◆ Data for processing ◆
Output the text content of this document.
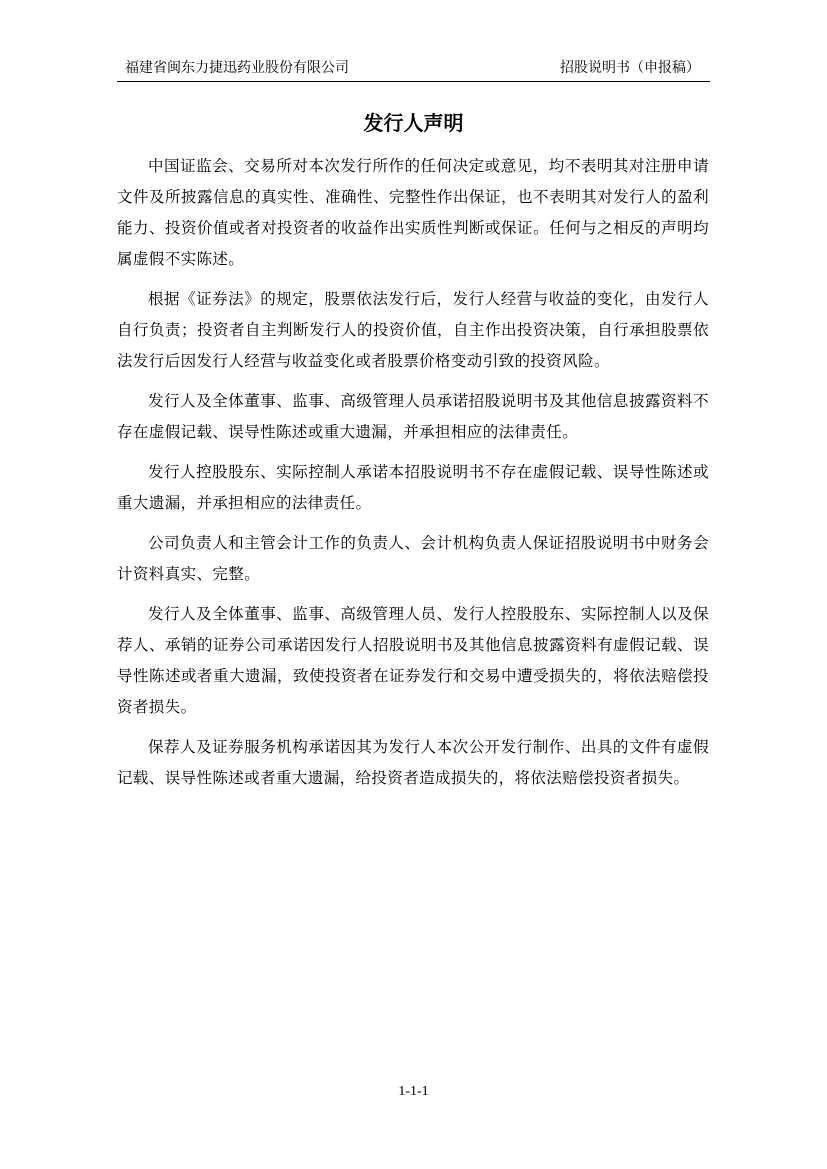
福建省闽东力捷迅药业股份有限公司	招股说明书（申报稿）
发行人声明

中国证监会、交易所对本次发行所作的任何决定或意见，均不表明其对注册申请文件及所披露信息的真实性、准确性、完整性作出保证，也不表明其对发行人的盈利能力、投资价值或者对投资者的收益作出实质性判断或保证。任何与之相反的声明均属虚假不实陈述。

根据《证券法》的规定，股票依法发行后，发行人经营与收益的变化，由发行人自行负责；投资者自主判断发行人的投资价值，自主作出投资决策，自行承担股票依法发行后因发行人经营与收益变化或者股票价格变动引致的投资风险。

发行人及全体董事、监事、高级管理人员承诺招股说明书及其他信息披露资料不存在虚假记载、误导性陈述或重大遗漏，并承担相应的法律责任。

发行人控股股东、实际控制人承诺本招股说明书不存在虚假记载、误导性陈述或重大遗漏，并承担相应的法律责任。

公司负责人和主管会计工作的负责人、会计机构负责人保证招股说明书中财务会计资料真实、完整。

发行人及全体董事、监事、高级管理人员、发行人控股股东、实际控制人以及保荐人、承销的证券公司承诺因发行人招股说明书及其他信息披露资料有虚假记载、误导性陈述或者重大遗漏，致使投资者在证券发行和交易中遭受损失的，将依法赔偿投资者损失。

保荐人及证券服务机构承诺因其为发行人本次公开发行制作、出具的文件有虚假记载、误导性陈述或者重大遗漏，给投资者造成损失的，将依法赔偿投资者损失。

1-1-1
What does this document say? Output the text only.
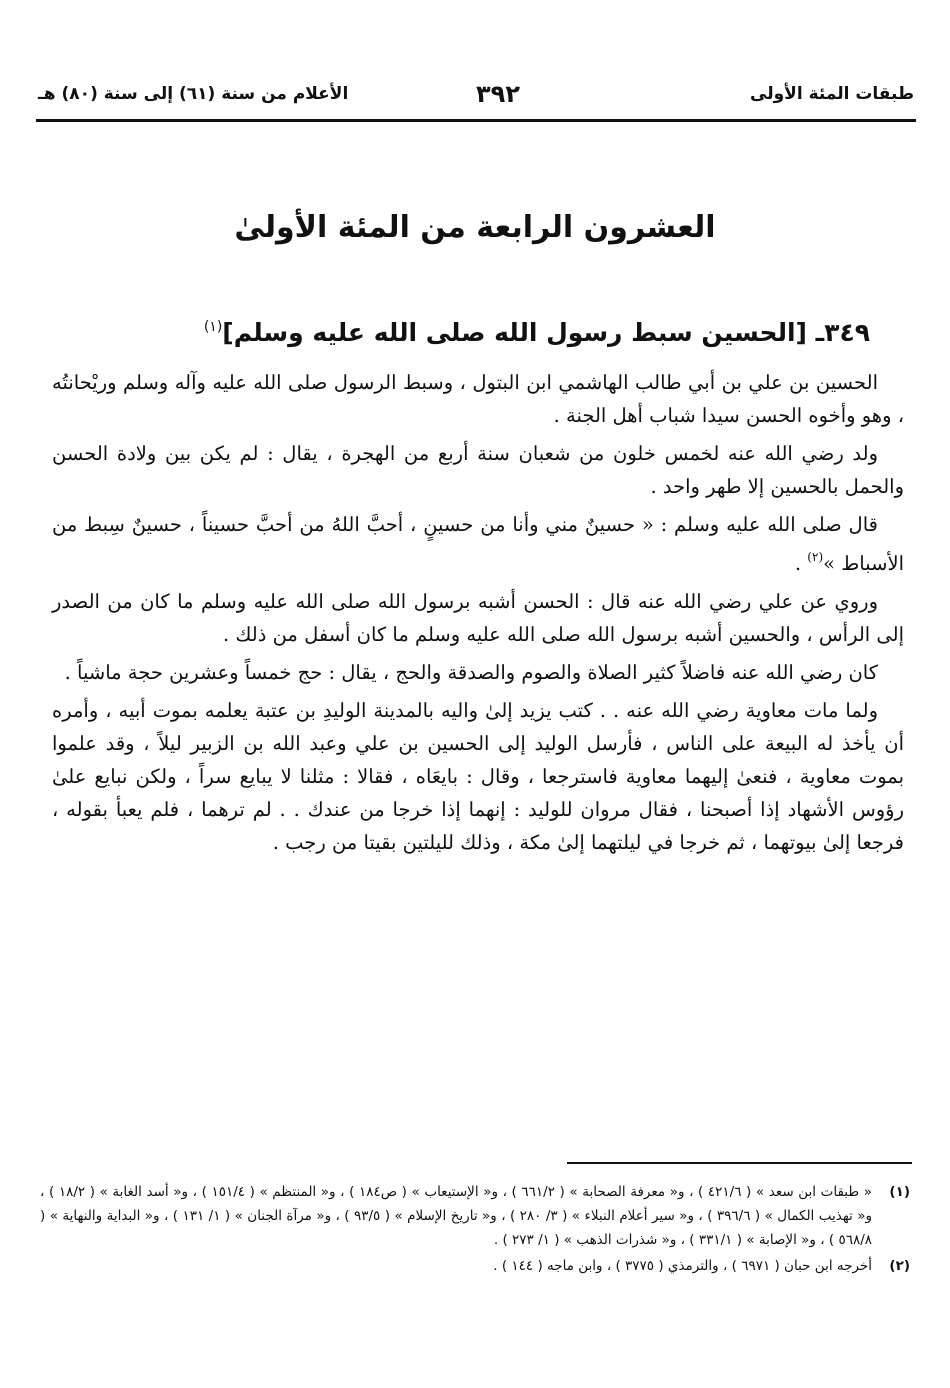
طبقات المئة الأولى
٣٩٢
الأعلام من سنة (٦١) إلى سنة (٨٠) هـ
العشرون الرابعة من المئة الأولىٰ
٣٤٩ـ [الحسين سبط رسول الله صلى الله عليه وسلم]$^{(١)}$

الحسين بن علي بن أبي طالب الهاشمي ابن البتول ، وسبط الرسول صلى الله عليه وآله وسلم وريْحانتُه ، وهو وأخوه الحسن سيدا شباب أهل الجنة .

ولد رضي الله عنه لخمس خلون من شعبان سنة أربع من الهجرة ، يقال : لم يكن بين ولادة الحسن والحمل بالحسين إلا طهر واحد .

قال صلى الله عليه وسلم : « حسينٌ مني وأنا من حسينٍ ، أحبَّ اللهُ من أحبَّ حسيناً ، حسينٌ سِبط من الأسباط »$^{(٢)}$ .

وروي عن علي رضي الله عنه قال : الحسن أشبه برسول الله صلى الله عليه وسلم ما كان من الصدر إلى الرأس ، والحسين أشبه برسول الله صلى الله عليه وسلم ما كان أسفل من ذلك .

كان رضي الله عنه فاضلاً كثير الصلاة والصوم والصدقة والحج ، يقال : حج خمساً وعشرين حجة ماشياً .

ولما مات معاوية رضي الله عنه . . كتب يزيد إلىٰ واليه بالمدينة الوليدِ بن عتبة يعلمه بموت أبيه ، وأمره أن يأخذ له البيعة على الناس ، فأرسل الوليد إلى الحسين بن علي وعبد الله بن الزبير ليلاً ، وقد علموا بموت معاوية ، فنعىٰ إليهما معاوية فاسترجعا ، وقال : بايعَاه ، فقالا : مثلنا لا يبايع سراً ، ولكن نبايع علىٰ رؤوس الأشهاد إذا أصبحنا ، فقال مروان للوليد : إنهما إذا خرجا من عندك . . لم ترهما ، فلم يعبأ بقوله ، فرجعا إلىٰ بيوتهما ، ثم خرجا في ليلتهما إلىٰ مكة ، وذلك لليلتين بقيتا من رجب .

(١)
« طبقات ابن سعد » ( ٤٢١/٦ ) ، و« معرفة الصحابة » ( ٦٦١/٢ ) ، و« الإستيعاب » ( ص١٨٤ ) ، و« المنتظم » ( ١٥١/٤ ) ، و« أسد الغابة » ( ١٨/٢ ) ، و« تهذيب الكمال » ( ٣٩٦/٦ ) ، و« سير أعلام النبلاء » ( ٣/ ٢٨٠ ) ، و« تاريخ الإسلام » ( ٩٣/٥ ) ، و« مرآة الجنان » ( ١/ ١٣١ ) ، و« البداية والنهاية » ( ٥٦٨/٨ ) ، و« الإصابة » ( ٣٣١/١ ) ، و« شذرات الذهب » ( ١/ ٢٧٣ ) .
(٢)
أخرجه ابن حبان ( ٦٩٧١ ) ، والترمذي ( ٣٧٧٥ ) ، وابن ماجه ( ١٤٤ ) .
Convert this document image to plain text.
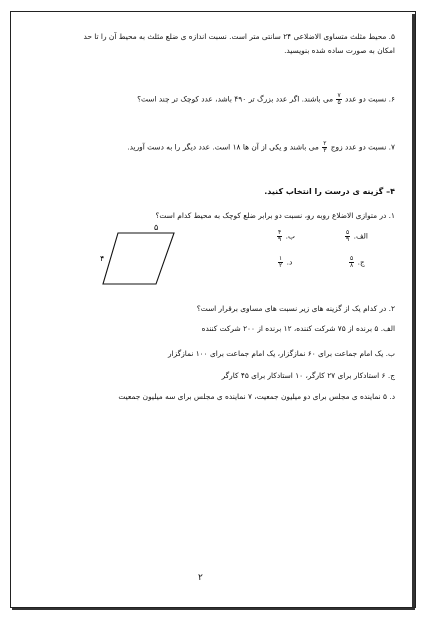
۵. محیط مثلث متساوی الاضلاعی ۲۴ سانتی متر است. نسبت اندازه ی ضلع مثلث به محیط آن را تا حد
امکان به صورت ساده شده بنویسید.
۶. نسبت دو عدد
$\frac{۷}{۵}$
می باشند. اگر عدد بزرگ تر ۴۹۰ باشد، عدد کوچک تر چند است؟
۷. نسبت دو عدد زوج
$\frac{۲}{۳}$
می باشند و یکی از آن ها ۱۸ است. عدد دیگر را به دست آورید.
۴– گزینه ی درست را انتخاب کنید.
۱. در متوازی الاضلاع روبه رو، نسبت دو برابر ضلع کوچک به محیط کدام است؟
۵
۴
الف.
$\frac{۵}{۹}$
ب.
$\frac{۴}{۹}$
ج.
$\frac{۵}{۸}$
د.
$\frac{۱}{۲}$
۲. در کدام یک از گزینه های زیر نسبت های مساوی برقرار است؟
الف. ۵ برنده از ۷۵ شرکت کننده، ۱۲ برنده از ۲۰۰ شرکت کننده
ب. یک امام جماعت برای ۶۰ نمازگزار، یک امام جماعت برای ۱۰۰ نمازگزار
ج. ۶ استادکار برای ۲۷ کارگر، ۱۰ استادکار برای ۴۵ کارگر
د. ۵ نماینده ی مجلس برای دو میلیون جمعیت، ۷ نماینده ی مجلس برای سه میلیون جمعیت
۲
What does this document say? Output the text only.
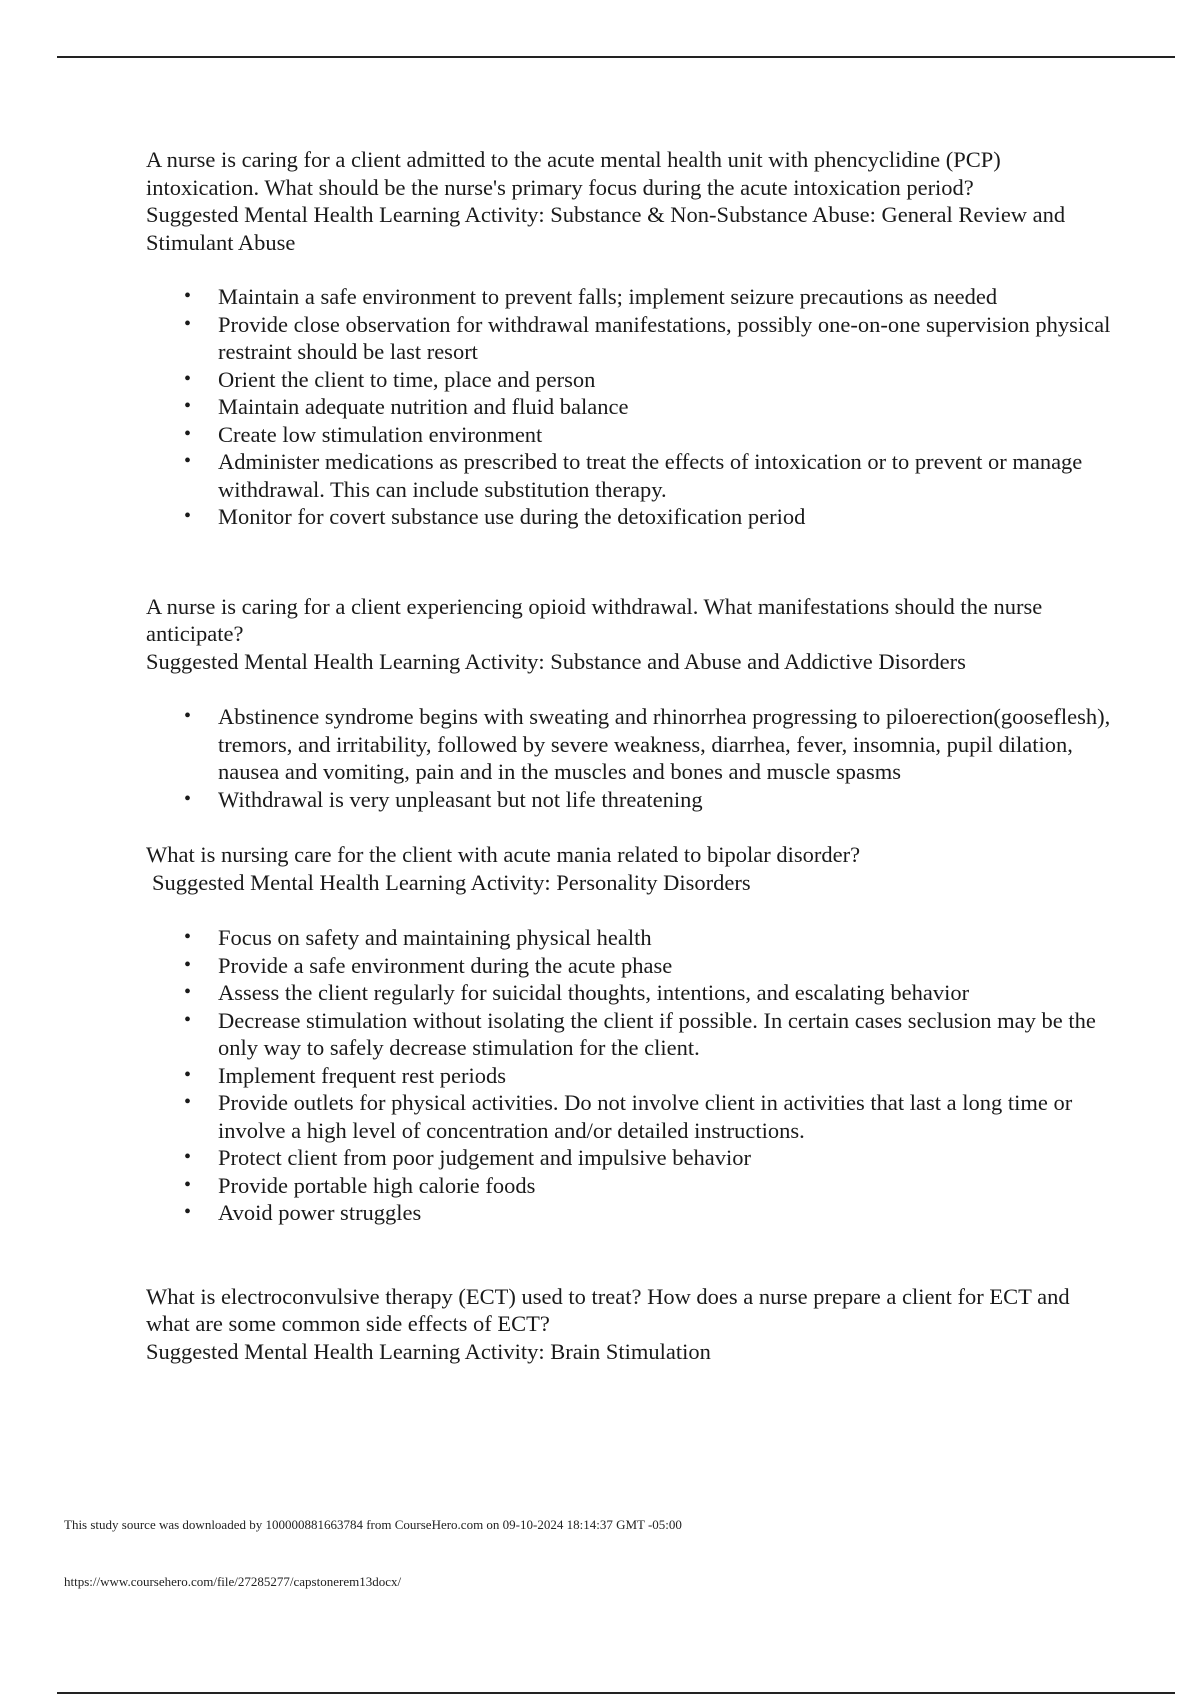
A nurse is caring for a client admitted to the acute mental health unit with phencyclidine (PCP) intoxication. What should be the nurse's primary focus during the acute intoxication period?

Suggested Mental Health Learning Activity: Substance & Non-Substance Abuse: General Review and Stimulant Abuse

• Maintain a safe environment to prevent falls; implement seizure precautions as needed
• Provide close observation for withdrawal manifestations, possibly one-on-one supervision physical restraint should be last resort
• Orient the client to time, place and person
• Maintain adequate nutrition and fluid balance
• Create low stimulation environment
• Administer medications as prescribed to treat the effects of intoxication or to prevent or manage withdrawal. This can include substitution therapy.
• Monitor for covert substance use during the detoxification period

A nurse is caring for a client experiencing opioid withdrawal. What manifestations should the nurse anticipate?

Suggested Mental Health Learning Activity: Substance and Abuse and Addictive Disorders

• Abstinence syndrome begins with sweating and rhinorrhea progressing to piloerection(gooseflesh), tremors, and irritability, followed by severe weakness, diarrhea, fever, insomnia, pupil dilation, nausea and vomiting, pain and in the muscles and bones and muscle spasms
• Withdrawal is very unpleasant but not life threatening

What is nursing care for the client with acute mania related to bipolar disorder?

Suggested Mental Health Learning Activity: Personality Disorders

• Focus on safety and maintaining physical health
• Provide a safe environment during the acute phase
• Assess the client regularly for suicidal thoughts, intentions, and escalating behavior
• Decrease stimulation without isolating the client if possible. In certain cases seclusion may be the only way to safely decrease stimulation for the client.
• Implement frequent rest periods
• Provide outlets for physical activities. Do not involve client in activities that last a long time or involve a high level of concentration and/or detailed instructions.
• Protect client from poor judgement and impulsive behavior
• Provide portable high calorie foods
• Avoid power struggles

What is electroconvulsive therapy (ECT) used to treat? How does a nurse prepare a client for ECT and what are some common side effects of ECT?

Suggested Mental Health Learning Activity: Brain Stimulation

This study source was downloaded by 100000881663784 from CourseHero.com on 09-10-2024 18:14:37 GMT -05:00
https://www.coursehero.com/file/27285277/capstonerem13docx/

◆ Given instruction ◆
Print all of the entries word for word. Omit the pictures they contain.

◆ Response ◆
Output the text content of this document.
福建省闽东力捷迅药业股份有限公司	招股说明书（申报稿）
发行人声明

中国证监会、交易所对本次发行所作的任何决定或意见，均不表明其对注册申请文件及所披露信息的真实性、准确性、完整性作出保证，也不表明其对发行人的盈利能力、投资价值或者对投资者的收益作出实质性判断或保证。任何与之相反的声明均属虚假不实陈述。

根据《证券法》的规定，股票依法发行后，发行人经营与收益的变化，由发行人自行负责；投资者自主判断发行人的投资价值，自主作出投资决策，自行承担股票依法发行后因发行人经营与收益变化或者股票价格变动引致的投资风险。

发行人及全体董事、监事、高级管理人员承诺招股说明书及其他信息披露资料不存在虚假记载、误导性陈述或重大遗漏，并承担相应的法律责任。

发行人控股股东、实际控制人承诺本招股说明书不存在虚假记载、误导性陈述或重大遗漏，并承担相应的法律责任。

公司负责人和主管会计工作的负责人、会计机构负责人保证招股说明书中财务会计资料真实、完整。

发行人及全体董事、监事、高级管理人员、发行人控股股东、实际控制人以及保荐人、承销的证券公司承诺因发行人招股说明书及其他信息披露资料有虚假记载、误导性陈述或者重大遗漏，致使投资者在证券发行和交易中遭受损失的，将依法赔偿投资者损失。

保荐人及证券服务机构承诺因其为发行人本次公开发行制作、出具的文件有虚假记载、误导性陈述或者重大遗漏，给投资者造成损失的，将依法赔偿投资者损失。

1-1-1
What does this document say? Output the text only.
طبقات المئة الأولى
٣٩٢
الأعلام من سنة (٦١) إلى سنة (٨٠) هـ
العشرون الرابعة من المئة الأولىٰ
٣٤٩ـ [الحسين سبط رسول الله صلى الله عليه وسلم]$^{(١)}$

الحسين بن علي بن أبي طالب الهاشمي ابن البتول ، وسبط الرسول صلى الله عليه وآله وسلم وريْحانتُه ، وهو وأخوه الحسن سيدا شباب أهل الجنة .

ولد رضي الله عنه لخمس خلون من شعبان سنة أربع من الهجرة ، يقال : لم يكن بين ولادة الحسن والحمل بالحسين إلا طهر واحد .

قال صلى الله عليه وسلم : « حسينٌ مني وأنا من حسينٍ ، أحبَّ اللهُ من أحبَّ حسيناً ، حسينٌ سِبط من الأسباط »$^{(٢)}$ .

وروي عن علي رضي الله عنه قال : الحسن أشبه برسول الله صلى الله عليه وسلم ما كان من الصدر إلى الرأس ، والحسين أشبه برسول الله صلى الله عليه وسلم ما كان أسفل من ذلك .

كان رضي الله عنه فاضلاً كثير الصلاة والصوم والصدقة والحج ، يقال : حج خمساً وعشرين حجة ماشياً .

ولما مات معاوية رضي الله عنه . . كتب يزيد إلىٰ واليه بالمدينة الوليدِ بن عتبة يعلمه بموت أبيه ، وأمره أن يأخذ له البيعة على الناس ، فأرسل الوليد إلى الحسين بن علي وعبد الله بن الزبير ليلاً ، وقد علموا بموت معاوية ، فنعىٰ إليهما معاوية فاسترجعا ، وقال : بايعَاه ، فقالا : مثلنا لا يبايع سراً ، ولكن نبايع علىٰ رؤوس الأشهاد إذا أصبحنا ، فقال مروان للوليد : إنهما إذا خرجا من عندك . . لم ترهما ، فلم يعبأ بقوله ، فرجعا إلىٰ بيوتهما ، ثم خرجا في ليلتهما إلىٰ مكة ، وذلك لليلتين بقيتا من رجب .

(١)
« طبقات ابن سعد » ( ٤٢١/٦ ) ، و« معرفة الصحابة » ( ٦٦١/٢ ) ، و« الإستيعاب » ( ص١٨٤ ) ، و« المنتظم » ( ١٥١/٤ ) ، و« أسد الغابة » ( ١٨/٢ ) ، و« تهذيب الكمال » ( ٣٩٦/٦ ) ، و« سير أعلام النبلاء » ( ٣/ ٢٨٠ ) ، و« تاريخ الإسلام » ( ٩٣/٥ ) ، و« مرآة الجنان » ( ١/ ١٣١ ) ، و« البداية والنهاية » ( ٥٦٨/٨ ) ، و« الإصابة » ( ٣٣١/١ ) ، و« شذرات الذهب » ( ١/ ٢٧٣ ) .
(٢)
أخرجه ابن حبان ( ٦٩٧١ ) ، والترمذي ( ٣٧٧٥ ) ، وابن ماجه ( ١٤٤ ) .
Convert this document image to plain text.
۵. محیط مثلث متساوی الاضلاعی ۲۴ سانتی متر است. نسبت اندازه ی ضلع مثلث به محیط آن را تا حد
امکان به صورت ساده شده بنویسید.
۶. نسبت دو عدد
$\frac{۷}{۵}$
می باشند. اگر عدد بزرگ تر ۴۹۰ باشد، عدد کوچک تر چند است؟
۷. نسبت دو عدد زوج
$\frac{۲}{۳}$
می باشند و یکی از آن ها ۱۸ است. عدد دیگر را به دست آورید.
۴– گزینه ی درست را انتخاب کنید.
۱. در متوازی الاضلاع روبه رو، نسبت دو برابر ضلع کوچک به محیط کدام است؟
۵
۴
الف.
$\frac{۵}{۹}$
ب.
$\frac{۴}{۹}$
ج.
$\frac{۵}{۸}$
د.
$\frac{۱}{۲}$
۲. در کدام یک از گزینه های زیر نسبت های مساوی برقرار است؟
الف. ۵ برنده از ۷۵ شرکت کننده، ۱۲ برنده از ۲۰۰ شرکت کننده
ب. یک امام جماعت برای ۶۰ نمازگزار، یک امام جماعت برای ۱۰۰ نمازگزار
ج. ۶ استادکار برای ۲۷ کارگر، ۱۰ استادکار برای ۴۵ کارگر
د. ۵ نماینده ی مجلس برای دو میلیون جمعیت، ۷ نماینده ی مجلس برای سه میلیون جمعیت
۲
What does this document say? Output the text only.
A nurse is caring for a client admitted to the acute mental health unit with phencyclidine (PCP) intoxication. What should be the nurse's primary focus during the acute intoxication period?

Suggested Mental Health Learning Activity: Substance & Non-Substance Abuse: General Review and Stimulant Abuse

• Maintain a safe environment to prevent falls; implement seizure precautions as needed
• Provide close observation for withdrawal manifestations, possibly one-on-one supervision physical restraint should be last resort
• Orient the client to time, place and person
• Maintain adequate nutrition and fluid balance
• Create low stimulation environment
• Administer medications as prescribed to treat the effects of intoxication or to prevent or manage withdrawal. This can include substitution therapy.
• Monitor for covert substance use during the detoxification period

A nurse is caring for a client experiencing opioid withdrawal. What manifestations should the nurse anticipate?

Suggested Mental Health Learning Activity: Substance and Abuse and Addictive Disorders

• Abstinence syndrome begins with sweating and rhinorrhea progressing to piloerection(gooseflesh), tremors, and irritability, followed by severe weakness, diarrhea, fever, insomnia, pupil dilation, nausea and vomiting, pain and in the muscles and bones and muscle spasms
• Withdrawal is very unpleasant but not life threatening

What is nursing care for the client with acute mania related to bipolar disorder?

Suggested Mental Health Learning Activity: Personality Disorders

• Focus on safety and maintaining physical health
• Provide a safe environment during the acute phase
• Assess the client regularly for suicidal thoughts, intentions, and escalating behavior
• Decrease stimulation without isolating the client if possible. In certain cases seclusion may be the only way to safely decrease stimulation for the client.
• Implement frequent rest periods
• Provide outlets for physical activities. Do not involve client in activities that last a long time or involve a high level of concentration and/or detailed instructions.
• Protect client from poor judgement and impulsive behavior
• Provide portable high calorie foods
• Avoid power struggles

What is electroconvulsive therapy (ECT) used to treat? How does a nurse prepare a client for ECT and what are some common side effects of ECT?

Suggested Mental Health Learning Activity: Brain Stimulation

This study source was downloaded by 100000881663784 from CourseHero.com on 09-10-2024 18:14:37 GMT -05:00
https://www.coursehero.com/file/27285277/capstonerem13docx/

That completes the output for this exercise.